§ **Data for this task**
◆ ◆ ◆ ◆ ◆ ◆ ◆

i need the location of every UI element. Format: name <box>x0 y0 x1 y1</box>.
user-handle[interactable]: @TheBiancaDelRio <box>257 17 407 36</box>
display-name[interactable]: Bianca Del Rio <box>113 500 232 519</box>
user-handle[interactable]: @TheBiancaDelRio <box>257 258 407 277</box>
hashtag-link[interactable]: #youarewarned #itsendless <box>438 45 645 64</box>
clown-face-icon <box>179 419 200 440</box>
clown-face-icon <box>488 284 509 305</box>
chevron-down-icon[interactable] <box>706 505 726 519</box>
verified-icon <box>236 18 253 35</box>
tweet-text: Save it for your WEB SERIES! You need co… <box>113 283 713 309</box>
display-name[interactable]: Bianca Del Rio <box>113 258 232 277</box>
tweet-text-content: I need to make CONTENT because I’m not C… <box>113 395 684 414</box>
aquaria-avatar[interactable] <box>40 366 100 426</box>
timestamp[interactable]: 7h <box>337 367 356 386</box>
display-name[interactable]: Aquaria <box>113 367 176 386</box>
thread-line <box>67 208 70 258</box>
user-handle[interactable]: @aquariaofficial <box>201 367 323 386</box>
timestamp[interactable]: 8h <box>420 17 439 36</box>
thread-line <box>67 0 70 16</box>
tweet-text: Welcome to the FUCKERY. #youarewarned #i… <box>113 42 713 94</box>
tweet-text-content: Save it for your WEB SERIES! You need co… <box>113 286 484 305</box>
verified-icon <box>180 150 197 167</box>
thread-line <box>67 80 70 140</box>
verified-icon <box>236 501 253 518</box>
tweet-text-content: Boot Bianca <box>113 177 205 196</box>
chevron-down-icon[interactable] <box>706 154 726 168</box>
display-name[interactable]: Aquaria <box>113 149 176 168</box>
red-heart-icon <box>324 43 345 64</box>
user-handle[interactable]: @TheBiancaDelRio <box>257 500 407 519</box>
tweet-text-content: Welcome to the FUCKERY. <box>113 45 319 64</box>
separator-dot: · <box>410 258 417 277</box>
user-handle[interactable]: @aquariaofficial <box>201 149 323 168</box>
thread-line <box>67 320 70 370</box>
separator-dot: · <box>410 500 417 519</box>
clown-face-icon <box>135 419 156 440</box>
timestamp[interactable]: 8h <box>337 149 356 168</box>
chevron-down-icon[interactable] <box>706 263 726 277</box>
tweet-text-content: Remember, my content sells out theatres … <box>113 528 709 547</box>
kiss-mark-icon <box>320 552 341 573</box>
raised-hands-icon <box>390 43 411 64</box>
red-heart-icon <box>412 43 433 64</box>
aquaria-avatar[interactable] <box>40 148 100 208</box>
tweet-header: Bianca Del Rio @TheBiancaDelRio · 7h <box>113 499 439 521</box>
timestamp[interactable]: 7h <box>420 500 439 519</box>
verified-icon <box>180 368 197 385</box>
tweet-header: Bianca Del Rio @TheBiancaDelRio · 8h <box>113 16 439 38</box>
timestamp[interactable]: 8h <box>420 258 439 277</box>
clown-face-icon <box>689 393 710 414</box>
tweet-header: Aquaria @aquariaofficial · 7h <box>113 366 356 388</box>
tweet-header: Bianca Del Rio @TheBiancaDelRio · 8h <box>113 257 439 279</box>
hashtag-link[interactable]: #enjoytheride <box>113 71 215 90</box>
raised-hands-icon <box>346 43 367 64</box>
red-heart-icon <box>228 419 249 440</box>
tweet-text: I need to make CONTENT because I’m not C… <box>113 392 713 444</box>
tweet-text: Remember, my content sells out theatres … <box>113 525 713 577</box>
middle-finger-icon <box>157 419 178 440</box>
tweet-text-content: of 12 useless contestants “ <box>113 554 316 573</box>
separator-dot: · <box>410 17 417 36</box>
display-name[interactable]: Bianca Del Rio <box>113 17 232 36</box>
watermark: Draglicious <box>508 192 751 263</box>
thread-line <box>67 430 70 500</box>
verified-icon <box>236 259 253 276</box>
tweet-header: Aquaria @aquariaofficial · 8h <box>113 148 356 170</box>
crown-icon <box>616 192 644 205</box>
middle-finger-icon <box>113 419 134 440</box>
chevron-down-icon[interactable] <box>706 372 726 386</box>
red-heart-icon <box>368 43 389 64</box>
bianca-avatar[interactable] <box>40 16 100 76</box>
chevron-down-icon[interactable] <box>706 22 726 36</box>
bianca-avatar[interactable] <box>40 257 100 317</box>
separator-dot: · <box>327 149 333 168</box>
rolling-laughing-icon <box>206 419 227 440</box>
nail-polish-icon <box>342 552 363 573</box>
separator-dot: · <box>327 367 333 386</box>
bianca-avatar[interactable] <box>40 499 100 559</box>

◆ ◆ ◆ ◆ ◆ ◆ ◆

§ **Stated problem**
Extract the records verbatim, from their first line through the line containing "user-handle[interactable]: @aquariaofficial <box>201 149", including that line.

§ **Answer to this exercise**
i need the location of every UI element. Format: name <box>x0 y0 x1 y1</box>.
user-handle[interactable]: @TheBiancaDelRio <box>257 17 407 36</box>
display-name[interactable]: Bianca Del Rio <box>113 500 232 519</box>
user-handle[interactable]: @TheBiancaDelRio <box>257 258 407 277</box>
hashtag-link[interactable]: #youarewarned #itsendless <box>438 45 645 64</box>
clown-face-icon <box>179 419 200 440</box>
clown-face-icon <box>488 284 509 305</box>
chevron-down-icon[interactable] <box>706 505 726 519</box>
verified-icon <box>236 18 253 35</box>
tweet-text: Save it for your WEB SERIES! You need co… <box>113 283 713 309</box>
display-name[interactable]: Bianca Del Rio <box>113 258 232 277</box>
tweet-text-content: I need to make CONTENT because I’m not C… <box>113 395 684 414</box>
aquaria-avatar[interactable] <box>40 366 100 426</box>
timestamp[interactable]: 7h <box>337 367 356 386</box>
display-name[interactable]: Aquaria <box>113 367 176 386</box>
thread-line <box>67 208 70 258</box>
user-handle[interactable]: @aquariaofficial <box>201 367 323 386</box>
timestamp[interactable]: 8h <box>420 17 439 36</box>
thread-line <box>67 0 70 16</box>
tweet-text: Welcome to the FUCKERY. #youarewarned #i… <box>113 42 713 94</box>
tweet-text-content: Save it for your WEB SERIES! You need co… <box>113 286 484 305</box>
verified-icon <box>180 150 197 167</box>
thread-line <box>67 80 70 140</box>
verified-icon <box>236 501 253 518</box>
tweet-text-content: Boot Bianca <box>113 177 205 196</box>
chevron-down-icon[interactable] <box>706 154 726 168</box>
display-name[interactable]: Aquaria <box>113 149 176 168</box>
red-heart-icon <box>324 43 345 64</box>
user-handle[interactable]: @TheBiancaDelRio <box>257 500 407 519</box>
tweet-text-content: Welcome to the FUCKERY. <box>113 45 319 64</box>
separator-dot: · <box>410 258 417 277</box>
user-handle[interactable]: @aquariaofficial <box>201 149 323 168</box>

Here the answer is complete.